§ **Problem requirements**: Check each line for the word "upon" and give how many have it. Say nothing else.

Collection entries
※
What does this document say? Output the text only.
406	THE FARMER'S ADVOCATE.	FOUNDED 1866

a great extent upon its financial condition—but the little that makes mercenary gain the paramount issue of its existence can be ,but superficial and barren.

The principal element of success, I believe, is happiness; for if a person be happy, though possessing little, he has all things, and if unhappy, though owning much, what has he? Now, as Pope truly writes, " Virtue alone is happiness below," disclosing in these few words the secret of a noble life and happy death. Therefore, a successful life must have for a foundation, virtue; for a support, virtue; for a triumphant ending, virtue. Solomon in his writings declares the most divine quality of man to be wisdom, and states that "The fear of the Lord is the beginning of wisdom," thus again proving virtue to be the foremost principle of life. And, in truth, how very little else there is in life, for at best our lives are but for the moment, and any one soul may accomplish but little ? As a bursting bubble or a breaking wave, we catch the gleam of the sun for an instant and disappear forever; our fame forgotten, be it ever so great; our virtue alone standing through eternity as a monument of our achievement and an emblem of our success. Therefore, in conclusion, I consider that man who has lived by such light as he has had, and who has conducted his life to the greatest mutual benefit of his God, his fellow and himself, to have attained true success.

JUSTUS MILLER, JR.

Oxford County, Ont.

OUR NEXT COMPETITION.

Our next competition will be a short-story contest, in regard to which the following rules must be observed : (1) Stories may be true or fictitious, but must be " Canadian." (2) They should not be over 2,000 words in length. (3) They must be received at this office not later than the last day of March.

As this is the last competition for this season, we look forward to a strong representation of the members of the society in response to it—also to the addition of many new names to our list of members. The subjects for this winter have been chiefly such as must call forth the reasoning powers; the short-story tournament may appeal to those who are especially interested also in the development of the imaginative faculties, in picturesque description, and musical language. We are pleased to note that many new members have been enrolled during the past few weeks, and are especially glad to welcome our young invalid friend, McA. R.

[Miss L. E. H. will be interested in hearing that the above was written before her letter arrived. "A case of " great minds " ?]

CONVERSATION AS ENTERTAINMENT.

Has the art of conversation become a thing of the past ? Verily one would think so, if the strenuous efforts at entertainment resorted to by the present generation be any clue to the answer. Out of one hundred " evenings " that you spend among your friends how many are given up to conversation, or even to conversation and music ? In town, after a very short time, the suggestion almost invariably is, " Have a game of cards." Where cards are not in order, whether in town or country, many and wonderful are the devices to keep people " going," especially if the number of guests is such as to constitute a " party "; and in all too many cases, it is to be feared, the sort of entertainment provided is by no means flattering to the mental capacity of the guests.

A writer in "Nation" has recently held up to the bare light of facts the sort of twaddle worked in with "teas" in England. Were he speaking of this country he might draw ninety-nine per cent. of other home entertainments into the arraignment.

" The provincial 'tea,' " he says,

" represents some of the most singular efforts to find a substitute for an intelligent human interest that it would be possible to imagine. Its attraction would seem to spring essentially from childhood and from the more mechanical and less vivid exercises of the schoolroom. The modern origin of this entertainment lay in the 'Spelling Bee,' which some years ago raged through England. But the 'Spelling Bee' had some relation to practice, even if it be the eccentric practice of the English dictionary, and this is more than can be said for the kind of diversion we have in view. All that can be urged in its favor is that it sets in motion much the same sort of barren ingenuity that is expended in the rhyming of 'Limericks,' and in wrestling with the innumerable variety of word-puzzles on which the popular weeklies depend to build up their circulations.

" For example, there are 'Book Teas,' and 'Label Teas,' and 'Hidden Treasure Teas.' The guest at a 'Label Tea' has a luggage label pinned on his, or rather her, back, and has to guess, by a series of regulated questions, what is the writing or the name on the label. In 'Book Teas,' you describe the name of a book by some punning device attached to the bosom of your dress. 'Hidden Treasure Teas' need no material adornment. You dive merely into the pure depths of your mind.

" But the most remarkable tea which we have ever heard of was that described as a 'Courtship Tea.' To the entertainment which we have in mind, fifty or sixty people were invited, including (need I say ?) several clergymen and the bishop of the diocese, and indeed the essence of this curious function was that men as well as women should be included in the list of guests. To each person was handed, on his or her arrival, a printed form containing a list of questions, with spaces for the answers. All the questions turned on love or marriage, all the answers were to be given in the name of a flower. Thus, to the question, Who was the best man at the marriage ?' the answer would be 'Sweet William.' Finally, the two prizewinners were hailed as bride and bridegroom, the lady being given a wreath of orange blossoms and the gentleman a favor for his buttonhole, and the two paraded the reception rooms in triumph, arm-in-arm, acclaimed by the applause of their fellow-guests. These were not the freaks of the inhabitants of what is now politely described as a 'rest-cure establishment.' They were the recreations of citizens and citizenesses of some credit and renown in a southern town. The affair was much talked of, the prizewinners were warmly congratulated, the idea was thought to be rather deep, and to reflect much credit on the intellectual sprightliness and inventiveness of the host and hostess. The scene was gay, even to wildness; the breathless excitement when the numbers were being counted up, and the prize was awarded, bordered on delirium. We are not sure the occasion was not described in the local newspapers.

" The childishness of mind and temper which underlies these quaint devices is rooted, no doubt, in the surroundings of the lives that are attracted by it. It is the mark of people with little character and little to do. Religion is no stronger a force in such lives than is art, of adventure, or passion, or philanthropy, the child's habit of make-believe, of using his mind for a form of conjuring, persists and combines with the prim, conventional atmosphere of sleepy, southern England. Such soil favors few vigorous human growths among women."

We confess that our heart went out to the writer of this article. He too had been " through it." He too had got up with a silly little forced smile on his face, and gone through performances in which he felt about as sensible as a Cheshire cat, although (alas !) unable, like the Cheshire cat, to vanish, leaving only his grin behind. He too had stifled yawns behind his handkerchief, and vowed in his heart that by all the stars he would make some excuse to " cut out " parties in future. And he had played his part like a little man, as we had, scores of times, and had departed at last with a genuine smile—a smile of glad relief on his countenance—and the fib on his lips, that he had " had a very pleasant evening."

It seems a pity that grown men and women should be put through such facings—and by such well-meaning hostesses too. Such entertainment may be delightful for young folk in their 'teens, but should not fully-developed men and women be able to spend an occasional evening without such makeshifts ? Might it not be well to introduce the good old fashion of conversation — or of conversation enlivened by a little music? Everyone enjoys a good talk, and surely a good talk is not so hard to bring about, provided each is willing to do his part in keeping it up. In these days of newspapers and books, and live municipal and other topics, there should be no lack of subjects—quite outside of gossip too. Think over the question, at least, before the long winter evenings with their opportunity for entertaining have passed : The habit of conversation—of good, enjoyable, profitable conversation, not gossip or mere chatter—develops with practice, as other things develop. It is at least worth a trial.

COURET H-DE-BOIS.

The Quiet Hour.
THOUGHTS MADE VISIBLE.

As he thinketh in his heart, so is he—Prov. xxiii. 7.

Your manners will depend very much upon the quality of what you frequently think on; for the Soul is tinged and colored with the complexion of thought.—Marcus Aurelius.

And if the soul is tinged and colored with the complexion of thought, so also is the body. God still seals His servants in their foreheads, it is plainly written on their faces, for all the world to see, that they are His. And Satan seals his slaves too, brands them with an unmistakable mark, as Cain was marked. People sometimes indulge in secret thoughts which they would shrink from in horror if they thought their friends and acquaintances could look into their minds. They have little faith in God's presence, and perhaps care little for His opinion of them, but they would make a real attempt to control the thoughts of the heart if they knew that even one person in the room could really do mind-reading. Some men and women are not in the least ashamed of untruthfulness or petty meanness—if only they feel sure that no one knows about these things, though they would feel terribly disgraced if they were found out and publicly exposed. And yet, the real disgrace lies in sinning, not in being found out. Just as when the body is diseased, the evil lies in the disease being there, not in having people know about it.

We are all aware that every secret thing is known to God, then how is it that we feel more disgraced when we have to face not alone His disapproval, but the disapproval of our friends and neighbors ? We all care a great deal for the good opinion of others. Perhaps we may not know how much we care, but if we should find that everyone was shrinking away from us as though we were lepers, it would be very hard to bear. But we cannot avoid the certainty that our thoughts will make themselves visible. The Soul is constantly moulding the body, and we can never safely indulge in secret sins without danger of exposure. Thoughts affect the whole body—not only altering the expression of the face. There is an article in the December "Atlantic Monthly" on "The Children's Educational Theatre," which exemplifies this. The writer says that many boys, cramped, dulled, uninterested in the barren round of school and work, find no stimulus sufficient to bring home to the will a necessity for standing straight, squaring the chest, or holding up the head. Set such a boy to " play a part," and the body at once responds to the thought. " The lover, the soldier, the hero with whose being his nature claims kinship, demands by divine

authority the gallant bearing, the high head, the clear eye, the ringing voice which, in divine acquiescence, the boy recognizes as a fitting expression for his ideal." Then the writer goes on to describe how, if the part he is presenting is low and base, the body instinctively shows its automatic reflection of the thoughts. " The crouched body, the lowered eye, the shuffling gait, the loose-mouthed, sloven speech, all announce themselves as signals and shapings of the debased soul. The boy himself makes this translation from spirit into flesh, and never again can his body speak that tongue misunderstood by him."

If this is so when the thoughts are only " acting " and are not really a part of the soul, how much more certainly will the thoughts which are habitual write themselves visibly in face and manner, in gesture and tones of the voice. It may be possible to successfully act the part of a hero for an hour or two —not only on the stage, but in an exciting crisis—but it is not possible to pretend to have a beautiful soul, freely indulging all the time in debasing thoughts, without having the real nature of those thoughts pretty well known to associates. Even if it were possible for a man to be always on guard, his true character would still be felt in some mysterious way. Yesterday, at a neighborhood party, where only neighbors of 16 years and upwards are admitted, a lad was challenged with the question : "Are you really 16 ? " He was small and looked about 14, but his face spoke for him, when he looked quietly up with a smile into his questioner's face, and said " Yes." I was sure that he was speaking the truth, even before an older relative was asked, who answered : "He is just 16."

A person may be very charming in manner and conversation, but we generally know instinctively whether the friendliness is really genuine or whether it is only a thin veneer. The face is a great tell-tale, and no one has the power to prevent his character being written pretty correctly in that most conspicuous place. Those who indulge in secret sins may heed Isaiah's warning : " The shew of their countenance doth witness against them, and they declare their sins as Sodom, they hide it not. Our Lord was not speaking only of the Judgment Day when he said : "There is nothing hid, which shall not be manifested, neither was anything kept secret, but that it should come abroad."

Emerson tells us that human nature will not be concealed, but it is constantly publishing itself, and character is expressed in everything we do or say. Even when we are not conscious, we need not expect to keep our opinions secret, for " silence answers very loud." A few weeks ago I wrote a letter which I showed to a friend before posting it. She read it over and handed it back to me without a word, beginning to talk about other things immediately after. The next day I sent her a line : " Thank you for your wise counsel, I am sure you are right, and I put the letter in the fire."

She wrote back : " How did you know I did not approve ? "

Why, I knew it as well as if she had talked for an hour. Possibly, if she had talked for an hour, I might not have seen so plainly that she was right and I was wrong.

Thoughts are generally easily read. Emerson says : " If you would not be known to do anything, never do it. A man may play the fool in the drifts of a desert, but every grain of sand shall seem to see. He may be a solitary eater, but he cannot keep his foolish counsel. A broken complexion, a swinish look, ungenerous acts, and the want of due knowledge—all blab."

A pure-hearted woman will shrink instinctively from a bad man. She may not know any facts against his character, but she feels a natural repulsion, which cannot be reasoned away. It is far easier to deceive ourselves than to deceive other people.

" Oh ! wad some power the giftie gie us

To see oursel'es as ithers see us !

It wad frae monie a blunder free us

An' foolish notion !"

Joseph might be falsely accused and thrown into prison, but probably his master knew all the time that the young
※
§ **Reply to the task**: 2